◆ Extract to read:
------------------------------------------------------------

Ba-dum-bum. (Or however the hell you spell what a drumroll sounds like.)
Ba-dum-cheeck.
Last edited by rsimplicio (2005-09-07 21:08:07)
Offline
http://www.flickr.com/photo_zoom.gne?id=18560184&context=set-438106&size=o
(small: http://www.flickr.com/photos/novemberbo … et-438106/ )
Ben Hammersly is the "TheAntiScoble" here, and he was wearing a kilt during Reboot :)
Last edited by Mark Wubben (2005-09-07 21:08:09)
Offline
Mark Wubben wrote:
Ben Hammersly is the "TheAntiScoble" here, and he was wearing a kilt during Reboot :)
OK...If you're going to promise Geeks in Kilts...please deliver Geeks in Kilts. A fuzzy shot of a projection screen does not a good laugh make.
=)
And Mark, Up yer kilt!
Last edited by rsimplicio (2005-09-07 21:49:00)
Offline
Okay.. let me hunt for Ben in his kilt!
Offline
http://www.flickr.com/photos/novemberborn/19124903/in/set-449821/ but you can't really see it... I love the slide though! (Sorry, to lazy to check all the other Reboot pictures :P )
Offline
the question is...were you still typing??
Offline
Didn't have my PowerBook back then, so no :)
Offline
See, Ray? I told you this would confuse people.
Offline
Someone pooped in Jason's oatmeal, that's all.
Offline
My Wife has been trying to get me to wear a Utilikilt for the longest time.
After what Jason just wrote, it will be a cold day in Hell before any passing miniature dog gets a view of my British Burrito!
Offline
electrospeck wrote:
See, Ray? I told you this would confuse people.
Good!
Mission accomplished.
Now I'm not alone.
Offline
Boogenstein wrote:
My Wife has been trying to get me to wear a Utilikilt for the longest time.
A kilt with cargo pockets. Whoever invented that wasn't bolted together right. I'm getting one.
Offline
Sweet. That was the second mention of Utilikilts in the TextDrive forum.
Offline
There used to be a guy on TechTV who wore one regularly (Patrick Norton?) and 'er indoors went all gooey eyed and hasn't stopped nagging ever since. I secretly quite like them but the little 'drop-kickable' dogs are a worry!
Jason, I truly got it in Britain but only found out what it was when I moved here. There was no label on it!
I just went to their website and the cuinning bastards have discovered the ultimate advertising ploy for the likes of me. At the end of their spiel about the 'Survival Kilt' they say this:
"The maximum capacity on this kilt, is twenty bottles of the survival beverage of your choice, six in the front, slant pockets, ten in the cargo's, and four in the rear."

------------------------------------------------------------

◆ Structured page parsing data:
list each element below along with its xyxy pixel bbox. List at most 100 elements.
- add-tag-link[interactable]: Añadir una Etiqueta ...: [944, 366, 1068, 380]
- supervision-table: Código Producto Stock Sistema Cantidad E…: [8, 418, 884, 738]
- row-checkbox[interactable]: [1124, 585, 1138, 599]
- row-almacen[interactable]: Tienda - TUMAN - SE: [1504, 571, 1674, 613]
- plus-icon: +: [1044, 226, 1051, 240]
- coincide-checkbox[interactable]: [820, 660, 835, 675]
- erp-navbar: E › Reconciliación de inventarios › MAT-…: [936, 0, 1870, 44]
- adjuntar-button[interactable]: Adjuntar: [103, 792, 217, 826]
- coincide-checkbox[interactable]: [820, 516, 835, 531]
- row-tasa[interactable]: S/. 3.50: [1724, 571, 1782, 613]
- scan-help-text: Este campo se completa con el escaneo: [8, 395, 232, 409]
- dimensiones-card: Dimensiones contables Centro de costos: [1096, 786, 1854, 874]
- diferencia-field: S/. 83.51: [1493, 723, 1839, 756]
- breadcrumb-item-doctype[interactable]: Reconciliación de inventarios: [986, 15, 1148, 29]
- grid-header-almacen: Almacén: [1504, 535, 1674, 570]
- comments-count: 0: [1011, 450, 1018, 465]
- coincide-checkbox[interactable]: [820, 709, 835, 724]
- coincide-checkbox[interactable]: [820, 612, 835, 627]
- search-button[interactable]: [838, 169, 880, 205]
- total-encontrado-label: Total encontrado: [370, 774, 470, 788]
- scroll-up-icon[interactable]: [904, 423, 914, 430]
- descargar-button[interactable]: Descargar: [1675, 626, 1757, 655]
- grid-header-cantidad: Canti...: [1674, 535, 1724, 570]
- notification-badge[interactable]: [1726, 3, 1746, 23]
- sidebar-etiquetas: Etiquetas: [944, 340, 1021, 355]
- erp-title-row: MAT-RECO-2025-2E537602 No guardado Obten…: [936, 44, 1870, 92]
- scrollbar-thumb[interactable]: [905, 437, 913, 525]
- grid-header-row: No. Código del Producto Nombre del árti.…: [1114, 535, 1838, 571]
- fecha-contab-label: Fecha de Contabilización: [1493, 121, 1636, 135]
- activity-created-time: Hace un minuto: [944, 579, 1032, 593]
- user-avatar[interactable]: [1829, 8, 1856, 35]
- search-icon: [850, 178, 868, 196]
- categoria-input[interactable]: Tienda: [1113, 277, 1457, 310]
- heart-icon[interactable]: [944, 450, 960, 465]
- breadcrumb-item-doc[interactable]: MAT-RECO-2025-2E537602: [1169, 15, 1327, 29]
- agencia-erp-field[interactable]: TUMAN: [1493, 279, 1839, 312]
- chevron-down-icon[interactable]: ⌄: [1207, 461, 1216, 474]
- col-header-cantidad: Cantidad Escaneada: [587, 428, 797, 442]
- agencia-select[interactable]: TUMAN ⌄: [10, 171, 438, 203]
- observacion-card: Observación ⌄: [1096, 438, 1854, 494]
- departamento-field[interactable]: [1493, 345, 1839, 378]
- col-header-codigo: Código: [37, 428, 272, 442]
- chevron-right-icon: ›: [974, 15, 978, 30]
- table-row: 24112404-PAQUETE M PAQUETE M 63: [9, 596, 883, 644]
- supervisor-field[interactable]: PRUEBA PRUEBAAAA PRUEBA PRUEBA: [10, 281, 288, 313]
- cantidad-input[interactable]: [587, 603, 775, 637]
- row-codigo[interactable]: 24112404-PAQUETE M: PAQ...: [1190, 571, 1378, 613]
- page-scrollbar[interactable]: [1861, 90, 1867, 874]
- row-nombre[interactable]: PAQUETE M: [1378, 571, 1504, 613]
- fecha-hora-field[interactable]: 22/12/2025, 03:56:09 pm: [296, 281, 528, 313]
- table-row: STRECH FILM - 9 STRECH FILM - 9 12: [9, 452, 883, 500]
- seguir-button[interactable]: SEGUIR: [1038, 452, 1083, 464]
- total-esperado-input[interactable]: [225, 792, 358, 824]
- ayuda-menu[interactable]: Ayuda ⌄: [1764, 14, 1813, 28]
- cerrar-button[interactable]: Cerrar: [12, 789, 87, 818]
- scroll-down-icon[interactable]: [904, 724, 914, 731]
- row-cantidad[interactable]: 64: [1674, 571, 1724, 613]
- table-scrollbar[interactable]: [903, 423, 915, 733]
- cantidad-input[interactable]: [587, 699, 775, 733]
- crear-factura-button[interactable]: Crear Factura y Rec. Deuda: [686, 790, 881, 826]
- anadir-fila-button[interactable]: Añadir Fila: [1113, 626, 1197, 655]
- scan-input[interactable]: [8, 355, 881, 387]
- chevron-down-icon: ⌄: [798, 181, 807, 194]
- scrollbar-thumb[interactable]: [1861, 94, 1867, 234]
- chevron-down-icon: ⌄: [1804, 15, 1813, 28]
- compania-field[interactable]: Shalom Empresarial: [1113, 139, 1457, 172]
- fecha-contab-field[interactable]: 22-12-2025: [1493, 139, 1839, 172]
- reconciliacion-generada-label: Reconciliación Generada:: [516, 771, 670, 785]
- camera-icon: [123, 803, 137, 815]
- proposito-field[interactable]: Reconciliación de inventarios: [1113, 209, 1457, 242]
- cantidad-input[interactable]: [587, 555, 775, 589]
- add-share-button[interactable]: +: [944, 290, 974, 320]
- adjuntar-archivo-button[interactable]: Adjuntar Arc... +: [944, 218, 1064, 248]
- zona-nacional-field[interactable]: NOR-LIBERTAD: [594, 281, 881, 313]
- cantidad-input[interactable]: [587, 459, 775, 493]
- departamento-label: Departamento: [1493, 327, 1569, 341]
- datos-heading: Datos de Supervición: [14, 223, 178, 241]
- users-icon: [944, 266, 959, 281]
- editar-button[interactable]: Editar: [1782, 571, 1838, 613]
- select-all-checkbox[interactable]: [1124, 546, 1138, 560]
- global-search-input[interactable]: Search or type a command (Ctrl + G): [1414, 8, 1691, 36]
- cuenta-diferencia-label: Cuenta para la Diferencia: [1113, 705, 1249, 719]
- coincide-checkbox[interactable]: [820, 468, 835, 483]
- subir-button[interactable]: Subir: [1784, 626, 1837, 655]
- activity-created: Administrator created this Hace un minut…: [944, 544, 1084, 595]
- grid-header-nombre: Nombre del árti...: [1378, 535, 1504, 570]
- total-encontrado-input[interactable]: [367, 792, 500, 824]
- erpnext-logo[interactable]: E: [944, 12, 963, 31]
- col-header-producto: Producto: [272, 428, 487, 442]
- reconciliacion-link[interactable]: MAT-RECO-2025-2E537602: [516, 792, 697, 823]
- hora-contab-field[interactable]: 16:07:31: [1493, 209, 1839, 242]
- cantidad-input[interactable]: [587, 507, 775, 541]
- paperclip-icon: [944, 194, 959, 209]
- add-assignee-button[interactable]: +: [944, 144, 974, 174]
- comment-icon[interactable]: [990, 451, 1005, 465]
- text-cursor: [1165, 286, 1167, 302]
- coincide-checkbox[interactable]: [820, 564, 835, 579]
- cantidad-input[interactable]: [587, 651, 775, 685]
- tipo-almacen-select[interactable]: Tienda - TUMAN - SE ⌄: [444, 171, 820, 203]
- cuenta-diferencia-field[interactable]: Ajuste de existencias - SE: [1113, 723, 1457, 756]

------------------------------------------------------------

◆ Required work:
1 - Using the forum thread about kilts, decide whether each statement agrees with it. Answer yes or no and quote the deciding words. (a) Ben Hammersly wore a kilt during Reboot. (b) The Survival Kilt holds at most twelve bottles. (c) Boogenstein's wife has been urging him to wear a Utilikilt.
2 - List every username in the forum thread about kilts that appears in a "wrote:" line or a "Last edited by" line.
3 - Write the next post in the forum thread about kilts, following on from its last post.

◆ Responses to the exercise:
1 -
(a) Yes: "he was wearing a kilt during Reboot"
(b) No: "The maximum capacity on this kilt, is twenty bottles of the survival beverage of your choice"
(c) Yes: "My Wife has been trying to get me to wear a Utilikilt for the longest time."

2 - rsimplicio, Mark Wubben, electrospeck, Boogenstein

3 -
Now I have to wonder if it is possible to ride a motorcycle while wearing one. I am used to getting bugs in my face but in my Chalupa? Jeez!
Last edited by Boogenstein (2005-09-08 03:30:07)
Offline
Boogenstein wrote:
There was no label on it!
Is this still about a "British Burrito"?
Last edited by andreaparrish (2005-09-08 03:22:23)
Offline
Nothing better than HP on anything. It's what makes Britain Great! Seriously though, some of the cuisine in the UK leaves a little to be desired, hence strong tasting concoctions like HP. I'm getting hungry!
Offline
Offline
misterk wrote:
Ginger fingers!
That was my nickname in high school.
Offline
electrospeck wrote:
misterk wrote:
Ginger fingers!
That was my nickname in high school.
Wasn't she on Gilligan's Island?
Offline
misterk wrote:
I was talking about the ginger tuber. It has fingers. And it tastes great. But I do love the fact that people also have it for a name.
Oh, wow. Totally kidding about the high school nickname thing. If you ever see me sayin' anything about high school nicknames, it's probably a joke, because I've had the same damn nickname since I was, like, a gastrula.
Anyway, ginger rules. Buy fresh! Candied ginger is good snackin', but you shouldn't really be cooking with it, unless you're makin' ginger snaps or something, but I guess that's technically baking. (Man oh man I hope somebody calls bullshit on that because I really wanna see a recipe for a savory dish that uses candied ginger. I've only seen a few and those were dodgy.)
Offline
Whew.... This thread can Go to Hell up yer kilt!